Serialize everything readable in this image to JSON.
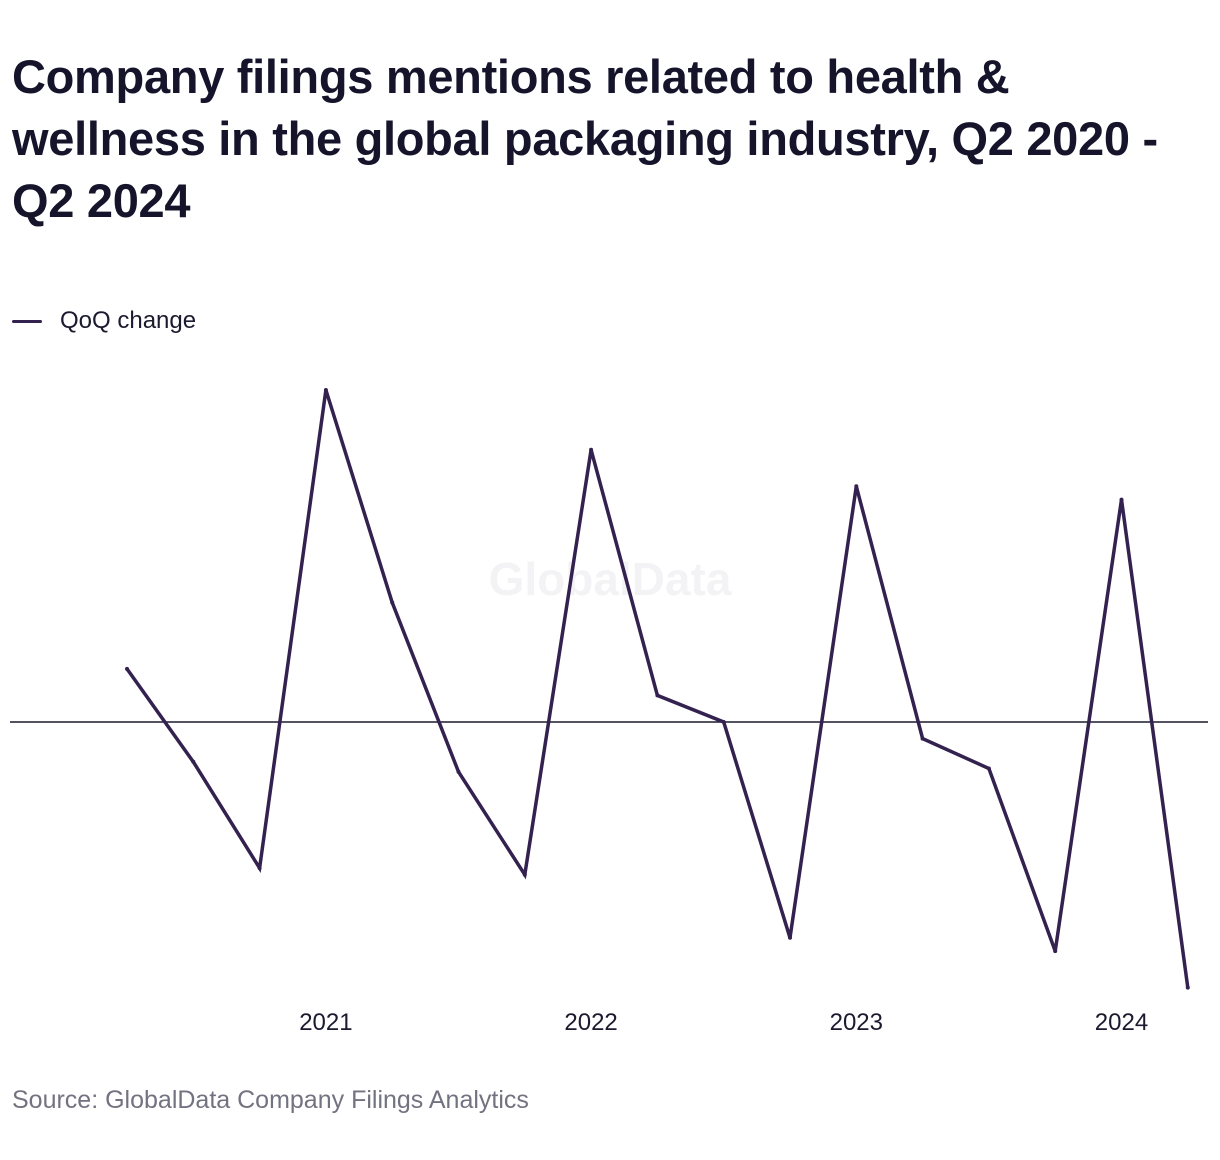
{
  "title": "Company filings mentions related to health & wellness in the global packaging industry, Q2 2020 - Q2 2024",
  "source": "Source: GlobalData Company Filings Analytics",
  "watermark": "GlobalData",
  "colors": {
    "line": "#33214f",
    "zero_line": "#1b1a2e",
    "text": "#1b1a2e",
    "source_text": "#737280"
  },
  "chart_data": {
    "type": "line",
    "x": [
      "Q2 2020",
      "Q3 2020",
      "Q4 2020",
      "Q1 2021",
      "Q2 2021",
      "Q3 2021",
      "Q4 2021",
      "Q1 2022",
      "Q2 2022",
      "Q3 2022",
      "Q4 2022",
      "Q1 2023",
      "Q2 2023",
      "Q3 2023",
      "Q4 2023",
      "Q1 2024",
      "Q2 2024"
    ],
    "series": [
      {
        "name": "QoQ change",
        "values": [
          0.16,
          -0.12,
          -0.44,
          1.0,
          0.36,
          -0.15,
          -0.46,
          0.82,
          0.08,
          0.0,
          -0.65,
          0.71,
          -0.05,
          -0.14,
          -0.69,
          0.67,
          -0.8
        ]
      }
    ],
    "xticks": [
      "2021",
      "2022",
      "2023",
      "2024"
    ],
    "xtick_positions": [
      "Q1 2021",
      "Q1 2022",
      "Q1 2023",
      "Q1 2024"
    ],
    "ylim": [
      -0.85,
      1.05
    ],
    "zero_line": true,
    "grid": false,
    "yaxis_labels_shown": false,
    "legend_position": "top-left",
    "xlabel": "",
    "ylabel": ""
  }
}
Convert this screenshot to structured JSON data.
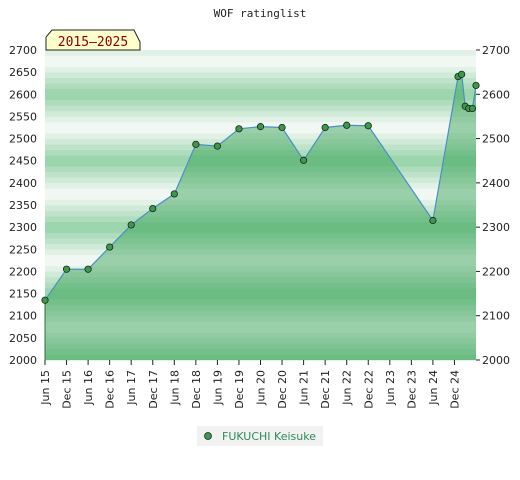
{
  "chart_data": {
    "type": "area",
    "title": "WOF ratinglist",
    "period_badge": "2015–2025",
    "xlabel": "",
    "ylabel": "",
    "ylim": [
      2000,
      2700
    ],
    "y_ticks": [
      2000,
      2050,
      2100,
      2150,
      2200,
      2250,
      2300,
      2350,
      2400,
      2450,
      2500,
      2550,
      2600,
      2650,
      2700
    ],
    "y_ticks_right": [
      2000,
      2100,
      2200,
      2300,
      2400,
      2500,
      2600,
      2700
    ],
    "x_ticks": [
      "Jun 15",
      "Dec 15",
      "Jun 16",
      "Dec 16",
      "Jun 17",
      "Dec 17",
      "Jun 18",
      "Dec 18",
      "Jun 19",
      "Dec 19",
      "Jun 20",
      "Dec 20",
      "Jun 21",
      "Dec 21",
      "Jun 22",
      "Dec 22",
      "Jun 23",
      "Dec 23",
      "Jun 24",
      "Dec 24"
    ],
    "grid": true,
    "legend_position": "bottom-center",
    "series": [
      {
        "name": "FUKUCHI Keisuke",
        "color": "#4a90c2",
        "marker_color": "#3a9a4a",
        "points": [
          {
            "x": "2015-06",
            "y": 2135
          },
          {
            "x": "2015-12",
            "y": 2205
          },
          {
            "x": "2016-06",
            "y": 2205
          },
          {
            "x": "2016-12",
            "y": 2255
          },
          {
            "x": "2017-06",
            "y": 2305
          },
          {
            "x": "2017-12",
            "y": 2342
          },
          {
            "x": "2018-06",
            "y": 2375
          },
          {
            "x": "2018-12",
            "y": 2487
          },
          {
            "x": "2019-06",
            "y": 2483
          },
          {
            "x": "2019-12",
            "y": 2522
          },
          {
            "x": "2020-06",
            "y": 2527
          },
          {
            "x": "2020-12",
            "y": 2525
          },
          {
            "x": "2021-06",
            "y": 2451
          },
          {
            "x": "2021-12",
            "y": 2525
          },
          {
            "x": "2022-06",
            "y": 2530
          },
          {
            "x": "2022-12",
            "y": 2529
          },
          {
            "x": "2024-06",
            "y": 2315
          },
          {
            "x": "2025-01",
            "y": 2640
          },
          {
            "x": "2025-02",
            "y": 2645
          },
          {
            "x": "2025-03",
            "y": 2573
          },
          {
            "x": "2025-04",
            "y": 2568
          },
          {
            "x": "2025-05",
            "y": 2568
          },
          {
            "x": "2025-06",
            "y": 2620
          }
        ]
      }
    ]
  }
}
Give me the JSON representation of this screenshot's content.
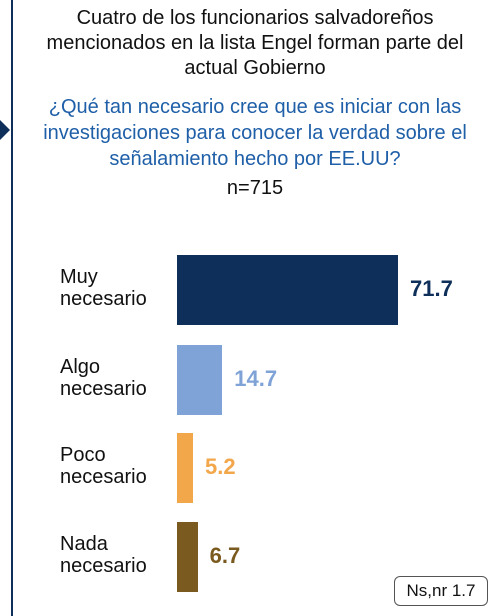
{
  "chart_data": {
    "type": "bar",
    "orientation": "horizontal",
    "title": "Cuatro de los funcionarios salvadoreños mencionados en la lista Engel forman parte del actual Gobierno",
    "subtitle": "¿Qué tan necesario cree que es iniciar con las investigaciones para conocer la verdad sobre el señalamiento hecho por EE.UU?",
    "sample": "n=715",
    "categories": [
      "Muy necesario",
      "Algo necesario",
      "Poco necesario",
      "Nada necesario"
    ],
    "values": [
      71.7,
      14.7,
      5.2,
      6.7
    ],
    "colors": [
      "#0d2f5a",
      "#7fa3d6",
      "#f3a74b",
      "#7a5a1e"
    ],
    "note": "Ns,nr 1.7"
  }
}
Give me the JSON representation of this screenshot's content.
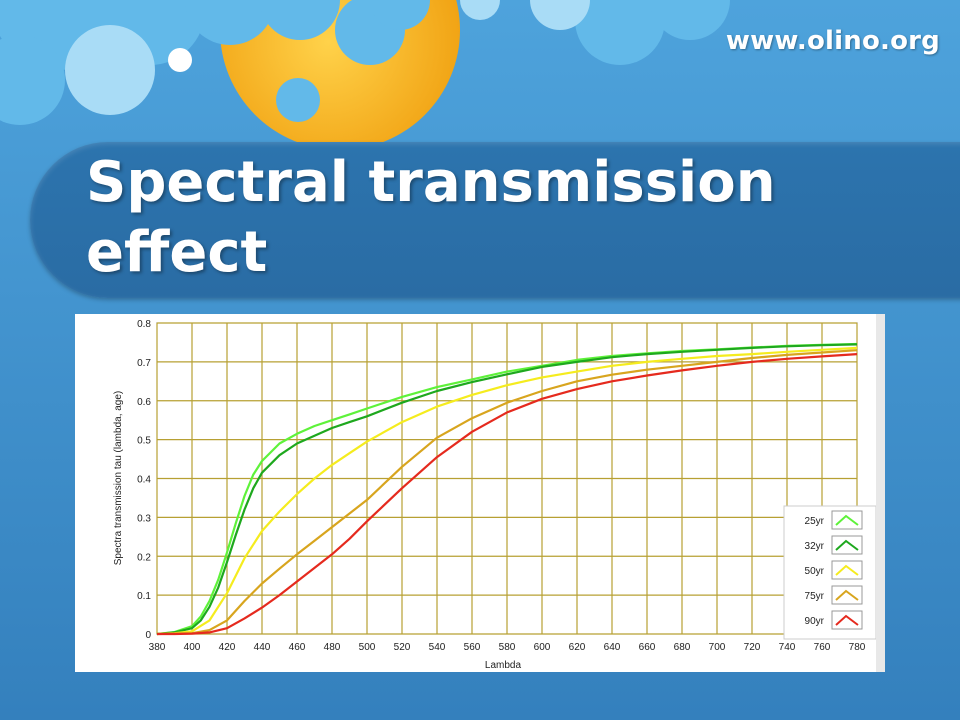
{
  "slide": {
    "site_url": "www.olino.org",
    "title": "Spectral transmission effect"
  },
  "colors": {
    "background": "#3a8cc8",
    "title_band": "#2a6ca4",
    "sun": "#f5b116",
    "cloud": "#5fb8e8",
    "grid": "#b7a033"
  },
  "chart_data": {
    "type": "line",
    "title": "",
    "xlabel": "Lambda",
    "ylabel": "Spectra transmission tau (lambda, age)",
    "xlim": [
      380,
      780
    ],
    "ylim": [
      0,
      0.8
    ],
    "xticks": [
      380,
      400,
      420,
      440,
      460,
      480,
      500,
      520,
      540,
      560,
      580,
      600,
      620,
      640,
      660,
      680,
      700,
      720,
      740,
      760,
      780
    ],
    "yticks": [
      0,
      0.1,
      0.2,
      0.3,
      0.4,
      0.5,
      0.6,
      0.7,
      0.8
    ],
    "yticklabels": [
      "0",
      "0.1",
      "0.2",
      "0.3",
      "0.4",
      "0.5",
      "0.6",
      "0.7",
      "0.8"
    ],
    "grid": true,
    "legend_position": "bottom-right",
    "series": [
      {
        "name": "25yr",
        "color": "#5ef23a",
        "x": [
          380,
          390,
          400,
          405,
          410,
          415,
          420,
          425,
          430,
          435,
          440,
          450,
          460,
          470,
          480,
          490,
          500,
          520,
          540,
          560,
          580,
          600,
          620,
          640,
          660,
          680,
          700,
          720,
          740,
          760,
          780
        ],
        "y": [
          0,
          0.005,
          0.02,
          0.045,
          0.085,
          0.14,
          0.21,
          0.285,
          0.355,
          0.41,
          0.445,
          0.49,
          0.515,
          0.535,
          0.55,
          0.565,
          0.58,
          0.61,
          0.635,
          0.655,
          0.675,
          0.69,
          0.705,
          0.715,
          0.722,
          0.728,
          0.732,
          0.737,
          0.741,
          0.744,
          0.746
        ]
      },
      {
        "name": "32yr",
        "color": "#1ea81e",
        "x": [
          380,
          390,
          400,
          405,
          410,
          415,
          420,
          425,
          430,
          435,
          440,
          450,
          460,
          470,
          480,
          490,
          500,
          520,
          540,
          560,
          580,
          600,
          620,
          640,
          660,
          680,
          700,
          720,
          740,
          760,
          780
        ],
        "y": [
          0,
          0.004,
          0.015,
          0.035,
          0.07,
          0.12,
          0.185,
          0.255,
          0.32,
          0.375,
          0.415,
          0.46,
          0.49,
          0.51,
          0.53,
          0.545,
          0.56,
          0.595,
          0.625,
          0.648,
          0.668,
          0.687,
          0.7,
          0.712,
          0.72,
          0.726,
          0.731,
          0.736,
          0.74,
          0.743,
          0.745
        ]
      },
      {
        "name": "50yr",
        "color": "#f5ec1e",
        "x": [
          380,
          390,
          400,
          410,
          420,
          430,
          440,
          450,
          460,
          470,
          480,
          490,
          500,
          520,
          540,
          560,
          580,
          600,
          620,
          640,
          660,
          680,
          700,
          720,
          740,
          760,
          780
        ],
        "y": [
          0,
          0.002,
          0.007,
          0.035,
          0.105,
          0.195,
          0.265,
          0.315,
          0.36,
          0.4,
          0.435,
          0.465,
          0.495,
          0.545,
          0.585,
          0.615,
          0.64,
          0.66,
          0.675,
          0.69,
          0.7,
          0.708,
          0.715,
          0.72,
          0.726,
          0.731,
          0.736
        ]
      },
      {
        "name": "75yr",
        "color": "#d8a51e",
        "x": [
          380,
          390,
          400,
          410,
          420,
          430,
          440,
          450,
          460,
          470,
          480,
          490,
          500,
          520,
          540,
          560,
          580,
          600,
          620,
          640,
          660,
          680,
          700,
          720,
          740,
          760,
          780
        ],
        "y": [
          0,
          0.001,
          0.002,
          0.01,
          0.035,
          0.085,
          0.13,
          0.168,
          0.205,
          0.24,
          0.275,
          0.31,
          0.345,
          0.43,
          0.505,
          0.555,
          0.595,
          0.625,
          0.65,
          0.667,
          0.68,
          0.69,
          0.7,
          0.71,
          0.718,
          0.724,
          0.73
        ]
      },
      {
        "name": "90yr",
        "color": "#e52a1e",
        "x": [
          380,
          390,
          400,
          410,
          420,
          430,
          440,
          450,
          460,
          470,
          480,
          490,
          500,
          520,
          540,
          560,
          580,
          600,
          620,
          640,
          660,
          680,
          700,
          720,
          740,
          760,
          780
        ],
        "y": [
          0,
          0,
          0.001,
          0.004,
          0.015,
          0.04,
          0.068,
          0.1,
          0.135,
          0.17,
          0.205,
          0.245,
          0.29,
          0.375,
          0.455,
          0.52,
          0.57,
          0.605,
          0.63,
          0.65,
          0.665,
          0.678,
          0.69,
          0.7,
          0.708,
          0.714,
          0.72
        ]
      }
    ]
  }
}
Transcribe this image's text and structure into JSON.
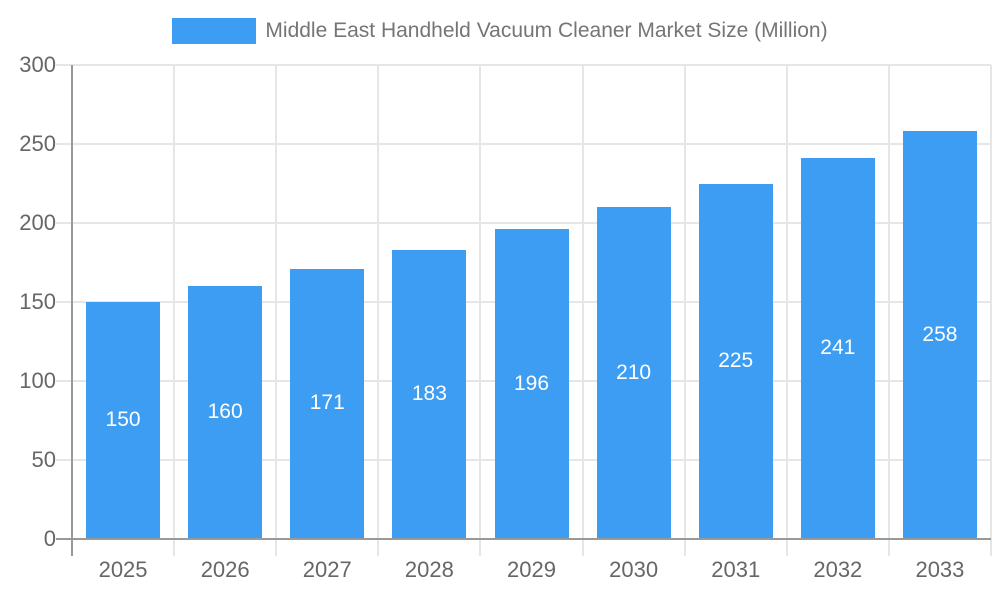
{
  "legend": {
    "label": "Middle East Handheld Vacuum Cleaner Market Size (Million)"
  },
  "chart_data": {
    "type": "bar",
    "title": "Middle East Handheld Vacuum Cleaner Market Size (Million)",
    "categories": [
      "2025",
      "2026",
      "2027",
      "2028",
      "2029",
      "2030",
      "2031",
      "2032",
      "2033"
    ],
    "values": [
      150,
      160,
      171,
      183,
      196,
      210,
      225,
      241,
      258
    ],
    "xlabel": "",
    "ylabel": "",
    "ylim": [
      0,
      300
    ],
    "yticks": [
      0,
      50,
      100,
      150,
      200,
      250,
      300
    ],
    "grid": true,
    "legend_position": "top",
    "colors": {
      "bar": "#3D9DF3",
      "value_label": "#FFFFFF",
      "axis_line": "#999999",
      "gridline": "#E6E6E6",
      "tick_label": "#666666",
      "legend_text": "#757575",
      "background": "#FFFFFF"
    }
  }
}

• Objective: Print the lines from the one holding "Transcribe this image's" through the last line of the records, word for word, and omit the pictures.

• Result below:
Transcribe this image's text and structure into JSON.
{
  "legend": {
    "label": "Middle East Handheld Vacuum Cleaner Market Size (Million)"
  },
  "chart_data": {
    "type": "bar",
    "title": "Middle East Handheld Vacuum Cleaner Market Size (Million)",
    "categories": [
      "2025",
      "2026",
      "2027",
      "2028",
      "2029",
      "2030",
      "2031",
      "2032",
      "2033"
    ],
    "values": [
      150,
      160,
      171,
      183,
      196,
      210,
      225,
      241,
      258
    ],
    "xlabel": "",
    "ylabel": "",
    "ylim": [
      0,
      300
    ],
    "yticks": [
      0,
      50,
      100,
      150,
      200,
      250,
      300
    ],
    "grid": true,
    "legend_position": "top",
    "colors": {
      "bar": "#3D9DF3",
      "value_label": "#FFFFFF",
      "axis_line": "#999999",
      "gridline": "#E6E6E6",
      "tick_label": "#666666",
      "legend_text": "#757575",
      "background": "#FFFFFF"
    }
  }
}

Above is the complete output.